■ RECORD EXCERPTS:
## Begin

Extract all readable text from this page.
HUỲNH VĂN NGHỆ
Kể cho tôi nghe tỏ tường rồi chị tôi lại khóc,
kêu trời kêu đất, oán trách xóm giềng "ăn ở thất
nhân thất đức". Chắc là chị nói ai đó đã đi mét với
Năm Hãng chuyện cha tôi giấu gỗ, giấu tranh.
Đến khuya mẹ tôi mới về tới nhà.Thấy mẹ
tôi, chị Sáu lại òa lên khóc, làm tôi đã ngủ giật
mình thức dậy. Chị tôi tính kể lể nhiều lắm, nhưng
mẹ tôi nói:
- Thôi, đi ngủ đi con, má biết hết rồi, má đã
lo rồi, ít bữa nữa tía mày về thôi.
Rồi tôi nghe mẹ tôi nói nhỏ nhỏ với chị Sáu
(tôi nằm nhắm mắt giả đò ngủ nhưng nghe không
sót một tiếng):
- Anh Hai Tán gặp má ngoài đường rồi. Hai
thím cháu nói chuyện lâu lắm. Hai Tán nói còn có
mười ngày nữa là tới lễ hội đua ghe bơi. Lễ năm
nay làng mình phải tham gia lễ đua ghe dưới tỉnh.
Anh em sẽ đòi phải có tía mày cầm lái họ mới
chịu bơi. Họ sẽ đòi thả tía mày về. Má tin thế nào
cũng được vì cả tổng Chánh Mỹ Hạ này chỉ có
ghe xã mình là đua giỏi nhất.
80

## End

■ GOAL: Find all lines holding the string "phải" and copy them.

■ SOLUTION BELOW:
nay làng mình phải tham gia lễ đua ghe dưới tỉnh.
Anh em sẽ đòi phải có tía mày cầm lái họ mới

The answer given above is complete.